**OBJETIVO DEL EJERCICIO**
Retoma la nota sobre el narcotráfico en México y continúala desde su última oración.

**TEXTO PARA ANALIZAR**
============
24 de septiembre de 2013 / 02:06 p.m.

A los narcotraficantes no les interesa el poder político, pero controlan regiones y municipios para favorecer su negocio y en ese proceso reclutan a policías y alcaldes, e incluso han llegado a proponer funcionarios.

Para Guillermo Valdés, en el sexenio pasado se tomó la decisión de enfrentar a la delincuencia organizada, pero fue hasta 2008 cuando “explotó” la violencia en el país por la caída en elconsumo de cocaína en Estados Unidos.

El ex director del Cisen publica La historia del narcotráfico en México, en el que aborda las causas de que los cárteles se hayan vuelto tan violentos y el conflicto entre ellos a partir de 2008, principalmente en Ciudad Juárez, Tamaulipas, Nuevo León, Michoacán y Guerrero.
============
**DATOS PROPORCIONADOS**
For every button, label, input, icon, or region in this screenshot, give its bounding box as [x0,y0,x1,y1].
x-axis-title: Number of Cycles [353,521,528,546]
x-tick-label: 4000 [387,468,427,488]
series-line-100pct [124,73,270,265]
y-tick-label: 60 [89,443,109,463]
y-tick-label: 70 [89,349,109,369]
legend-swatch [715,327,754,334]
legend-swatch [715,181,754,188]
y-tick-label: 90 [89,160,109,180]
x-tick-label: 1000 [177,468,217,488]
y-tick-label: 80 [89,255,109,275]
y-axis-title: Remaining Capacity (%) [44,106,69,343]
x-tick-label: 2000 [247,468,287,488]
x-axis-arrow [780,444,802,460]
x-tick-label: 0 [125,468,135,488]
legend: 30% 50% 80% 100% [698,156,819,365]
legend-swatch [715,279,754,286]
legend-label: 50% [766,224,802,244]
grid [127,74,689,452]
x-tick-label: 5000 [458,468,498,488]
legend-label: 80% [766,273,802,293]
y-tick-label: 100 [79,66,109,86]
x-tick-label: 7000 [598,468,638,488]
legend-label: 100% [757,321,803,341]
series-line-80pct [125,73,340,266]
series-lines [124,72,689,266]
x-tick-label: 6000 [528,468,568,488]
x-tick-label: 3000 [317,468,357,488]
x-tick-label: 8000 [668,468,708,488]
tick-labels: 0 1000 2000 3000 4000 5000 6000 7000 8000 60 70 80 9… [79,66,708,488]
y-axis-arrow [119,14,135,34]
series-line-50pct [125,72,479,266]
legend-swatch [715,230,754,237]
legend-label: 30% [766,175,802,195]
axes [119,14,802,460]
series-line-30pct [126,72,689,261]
============
**RESULTADO DE LA TAREA**
Asegura que “la causa fundamental de la violencia no es la lucha del Estado” contra los criminales. Y ofrece un dato: 85 por ciento de los homicidios ocurrido entre 2006 y 2011 fueron cometidos entre delincuentes. “No era una guerra del narco contra el Estado mexicano, era una guerra entre organizaciones criminales”.

Advierte que a México le llevará una generación capacitar a policías, Ministerios Públicos y jueces, porque tener agentes “un poquito más confiables” ya se llevó cuatro años del sexenio pasado y seguramente lo que esta de éste.

También aborda la irrupción de los grupos de autodefensa en Michoacán, quizá por el retiro de la Policía Federal, pero los diferencia de las policías comunitarias de Guerrero, que tienen muchos años operando y cuya existencia se explica por las amenazas de los narcotraficantes a la seguridad de los campesinos en esa entidad.

“En Michoacán son un fenómeno de los últimos meses, de este sexenio, y creo (que se formaron) por el descuido de las autoridades estatales. Desconozco si es el caso, pero en el sexenio anterior estuvo la Policía Federal todo el tiempo; entonces, si sacaron a la Policía Federal de Michoacán… no sé, pero el caso es que la situación del estado, del gobierno estatal, es de una debilidad impresionante.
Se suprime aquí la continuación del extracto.